— Work item —
Retype the whole listing, please, keeping every line exact and dropping the pictures.

— Source records —
----------------------------------------
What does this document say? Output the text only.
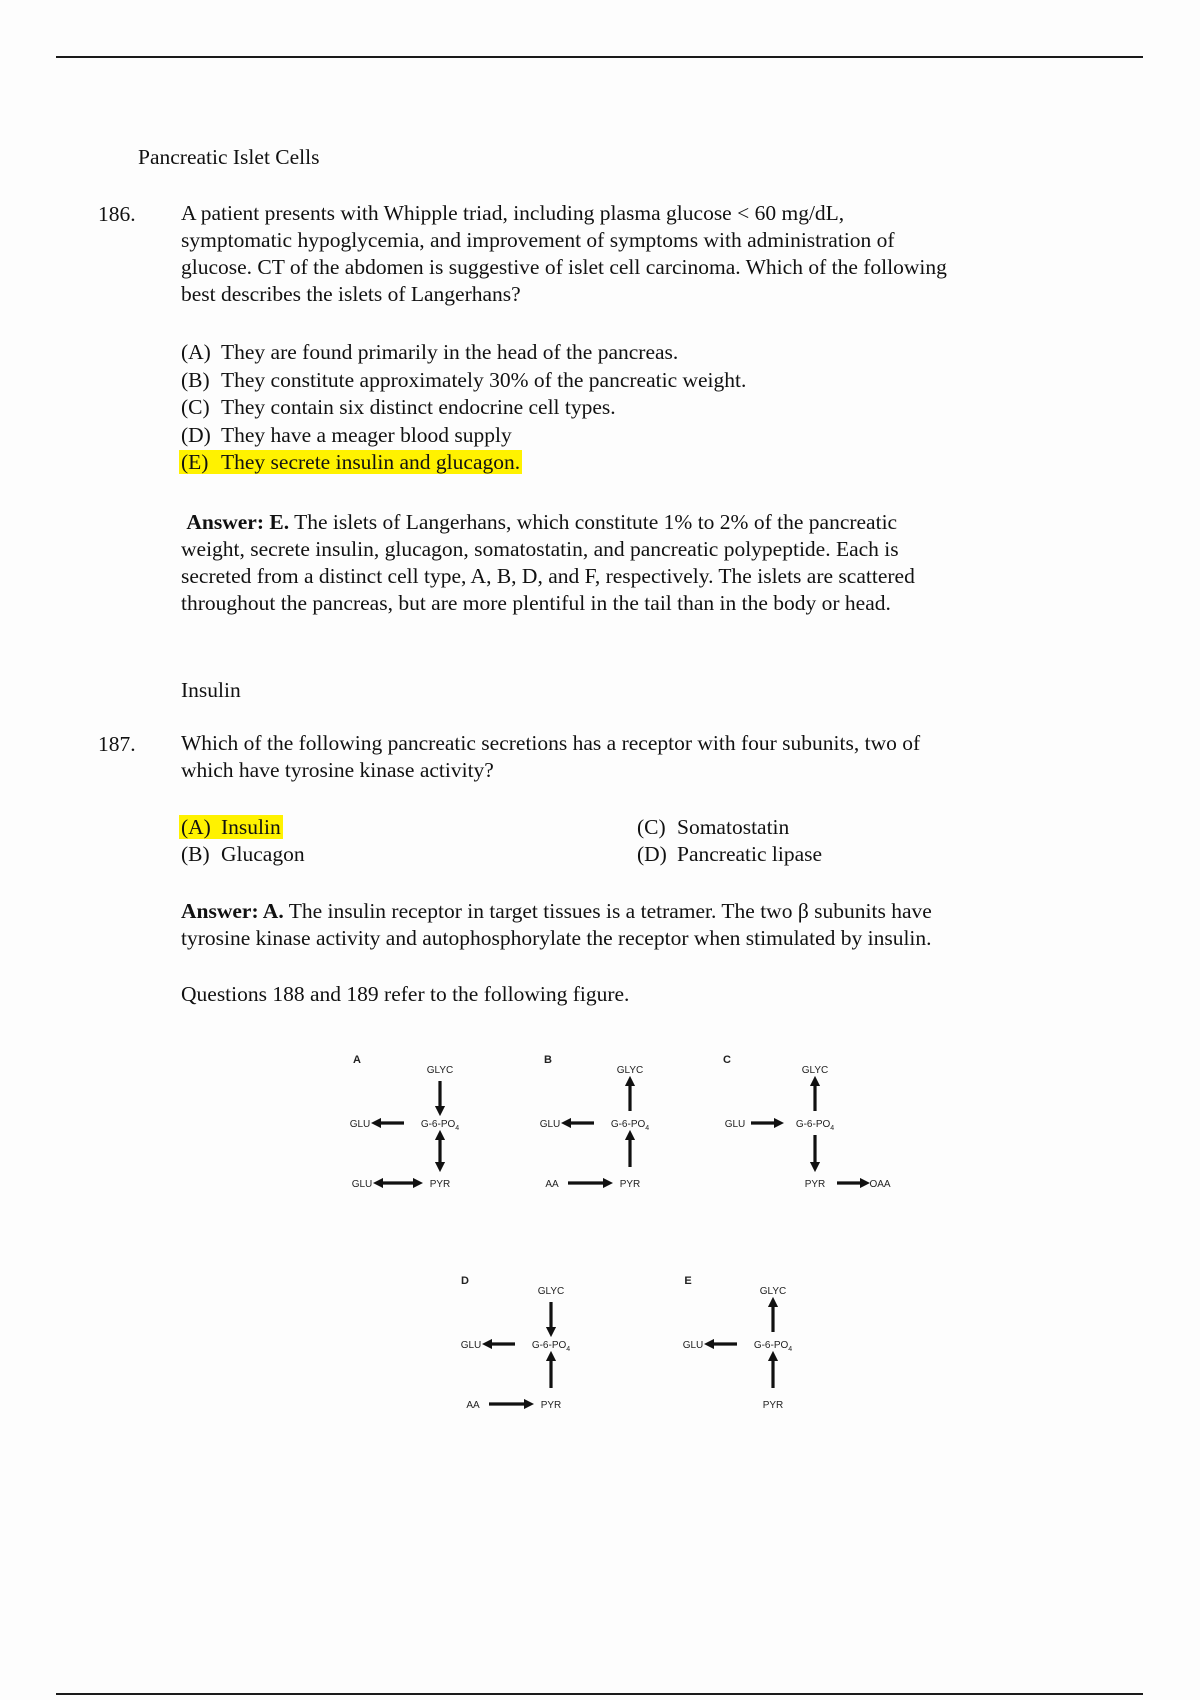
Pancreatic Islet Cells
186. A patient presents with Whipple triad, including plasma glucose < 60 mg/dL,
symptomatic hypoglycemia, and improvement of symptoms with administration of
glucose. CT of the abdomen is suggestive of islet cell carcinoma. Which of the following
best describes the islets of Langerhans?
(A) They are found primarily in the head of the pancreas.
(B) They constitute approximately 30% of the pancreatic weight.
(C) They contain six distinct endocrine cell types.
(D) They have a meager blood supply
(E) They secrete insulin and glucagon.
Answer: E. The islets of Langerhans, which constitute 1% to 2% of the pancreatic
weight, secrete insulin, glucagon, somatostatin, and pancreatic polypeptide. Each is
secreted from a distinct cell type, A, B, D, and F, respectively. The islets are scattered
throughout the pancreas, but are more plentiful in the tail than in the body or head.
Insulin
187. Which of the following pancreatic secretions has a receptor with four subunits, two of
which have tyrosine kinase activity?
(A) Insulin
(B) Glucagon
(C) Somatostatin
(D) Pancreatic lipase
Answer: A. The insulin receptor in target tissues is a tetramer. The two β subunits have
tyrosine kinase activity and autophosphorylate the receptor when stimulated by insulin.
Questions 188 and 189 refer to the following figure.
A
GLYC
$G-6-PO_4$
PYR
GLU
GLU
B
GLYC
$G-6-PO_4$
PYR
GLU
AA
C
GLYC
$G-6-PO_4$
PYR
GLU
OAA
D
GLYC
$G-6-PO_4$
PYR
GLU
AA
E
GLYC
$G-6-PO_4$
PYR
GLU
----------------------------------------
— Response to the exercise —
What does this document say? Output the text only.
Pancreatic Islet Cells
186. A patient presents with Whipple triad, including plasma glucose < 60 mg/dL,
symptomatic hypoglycemia, and improvement of symptoms with administration of
glucose. CT of the abdomen is suggestive of islet cell carcinoma. Which of the following
best describes the islets of Langerhans?
(A) They are found primarily in the head of the pancreas.
(B) They constitute approximately 30% of the pancreatic weight.
(C) They contain six distinct endocrine cell types.
(D) They have a meager blood supply
(E) They secrete insulin and glucagon.
Answer: E. The islets of Langerhans, which constitute 1% to 2% of the pancreatic
weight, secrete insulin, glucagon, somatostatin, and pancreatic polypeptide. Each is
secreted from a distinct cell type, A, B, D, and F, respectively. The islets are scattered
throughout the pancreas, but are more plentiful in the tail than in the body or head.
Insulin
187. Which of the following pancreatic secretions has a receptor with four subunits, two of
which have tyrosine kinase activity?
(A) Insulin
(B) Glucagon
(C) Somatostatin
(D) Pancreatic lipase
Answer: A. The insulin receptor in target tissues is a tetramer. The two β subunits have
tyrosine kinase activity and autophosphorylate the receptor when stimulated by insulin.
Questions 188 and 189 refer to the following figure.
A
GLYC
$G-6-PO_4$
PYR
GLU
GLU
B
GLYC
$G-6-PO_4$
PYR
GLU
AA
C
GLYC
$G-6-PO_4$
PYR
GLU
OAA
D
GLYC
$G-6-PO_4$
PYR
GLU
AA
E
GLYC
$G-6-PO_4$
PYR
GLU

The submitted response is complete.